- _WORK REQUIRED_: In full and without deviation, write out the entries that follow.
=== RECORDS TO USE ===
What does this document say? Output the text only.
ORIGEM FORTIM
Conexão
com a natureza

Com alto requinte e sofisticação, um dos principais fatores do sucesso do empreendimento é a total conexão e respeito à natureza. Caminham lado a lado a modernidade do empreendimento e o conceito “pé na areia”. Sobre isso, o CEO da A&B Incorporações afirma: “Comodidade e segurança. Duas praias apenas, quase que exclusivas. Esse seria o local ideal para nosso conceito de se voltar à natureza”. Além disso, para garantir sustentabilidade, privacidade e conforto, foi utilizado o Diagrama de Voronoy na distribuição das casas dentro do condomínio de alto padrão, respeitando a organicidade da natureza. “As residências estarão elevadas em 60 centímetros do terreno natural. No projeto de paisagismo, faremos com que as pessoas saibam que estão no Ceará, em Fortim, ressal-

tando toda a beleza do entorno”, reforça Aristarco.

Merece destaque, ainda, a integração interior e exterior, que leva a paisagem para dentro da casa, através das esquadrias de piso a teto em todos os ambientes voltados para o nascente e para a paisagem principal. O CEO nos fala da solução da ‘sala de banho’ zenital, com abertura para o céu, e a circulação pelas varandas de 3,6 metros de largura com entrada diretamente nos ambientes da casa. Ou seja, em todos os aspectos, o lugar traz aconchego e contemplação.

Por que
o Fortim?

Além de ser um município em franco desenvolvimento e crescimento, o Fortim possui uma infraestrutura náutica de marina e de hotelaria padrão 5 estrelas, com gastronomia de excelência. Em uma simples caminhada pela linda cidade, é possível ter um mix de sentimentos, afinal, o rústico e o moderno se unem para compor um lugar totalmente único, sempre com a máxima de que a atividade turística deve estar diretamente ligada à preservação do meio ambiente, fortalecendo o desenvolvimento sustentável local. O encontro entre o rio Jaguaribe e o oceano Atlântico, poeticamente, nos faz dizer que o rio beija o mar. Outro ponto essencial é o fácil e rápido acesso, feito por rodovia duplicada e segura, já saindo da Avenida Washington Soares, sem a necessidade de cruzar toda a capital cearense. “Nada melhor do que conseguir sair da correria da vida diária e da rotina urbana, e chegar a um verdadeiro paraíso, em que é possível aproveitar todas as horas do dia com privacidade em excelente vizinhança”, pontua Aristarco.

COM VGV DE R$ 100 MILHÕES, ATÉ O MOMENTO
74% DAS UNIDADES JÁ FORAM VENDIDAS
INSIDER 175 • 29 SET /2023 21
===
- _FULL OUTPUT_:
What does this document say? Output the text only.
ORIGEM FORTIM
Conexão
com a natureza

Com alto requinte e sofisticação, um dos principais fatores do sucesso do empreendimento é a total conexão e respeito à natureza. Caminham lado a lado a modernidade do empreendimento e o conceito “pé na areia”. Sobre isso, o CEO da A&B Incorporações afirma: “Comodidade e segurança. Duas praias apenas, quase que exclusivas. Esse seria o local ideal para nosso conceito de se voltar à natureza”. Além disso, para garantir sustentabilidade, privacidade e conforto, foi utilizado o Diagrama de Voronoy na distribuição das casas dentro do condomínio de alto padrão, respeitando a organicidade da natureza. “As residências estarão elevadas em 60 centímetros do terreno natural. No projeto de paisagismo, faremos com que as pessoas saibam que estão no Ceará, em Fortim, ressal-

tando toda a beleza do entorno”, reforça Aristarco.

Merece destaque, ainda, a integração interior e exterior, que leva a paisagem para dentro da casa, através das esquadrias de piso a teto em todos os ambientes voltados para o nascente e para a paisagem principal. O CEO nos fala da solução da ‘sala de banho’ zenital, com abertura para o céu, e a circulação pelas varandas de 3,6 metros de largura com entrada diretamente nos ambientes da casa. Ou seja, em todos os aspectos, o lugar traz aconchego e contemplação.

Por que
o Fortim?

Além de ser um município em franco desenvolvimento e crescimento, o Fortim possui uma infraestrutura náutica de marina e de hotelaria padrão 5 estrelas, com gastronomia de excelência. Em uma simples caminhada pela linda cidade, é possível ter um mix de sentimentos, afinal, o rústico e o moderno se unem para compor um lugar totalmente único, sempre com a máxima de que a atividade turística deve estar diretamente ligada à preservação do meio ambiente, fortalecendo o desenvolvimento sustentável local. O encontro entre o rio Jaguaribe e o oceano Atlântico, poeticamente, nos faz dizer que o rio beija o mar. Outro ponto essencial é o fácil e rápido acesso, feito por rodovia duplicada e segura, já saindo da Avenida Washington Soares, sem a necessidade de cruzar toda a capital cearense. “Nada melhor do que conseguir sair da correria da vida diária e da rotina urbana, e chegar a um verdadeiro paraíso, em que é possível aproveitar todas as horas do dia com privacidade em excelente vizinhança”, pontua Aristarco.

COM VGV DE R$ 100 MILHÕES, ATÉ O MOMENTO
74% DAS UNIDADES JÁ FORAM VENDIDAS
INSIDER 175 • 29 SET /2023 21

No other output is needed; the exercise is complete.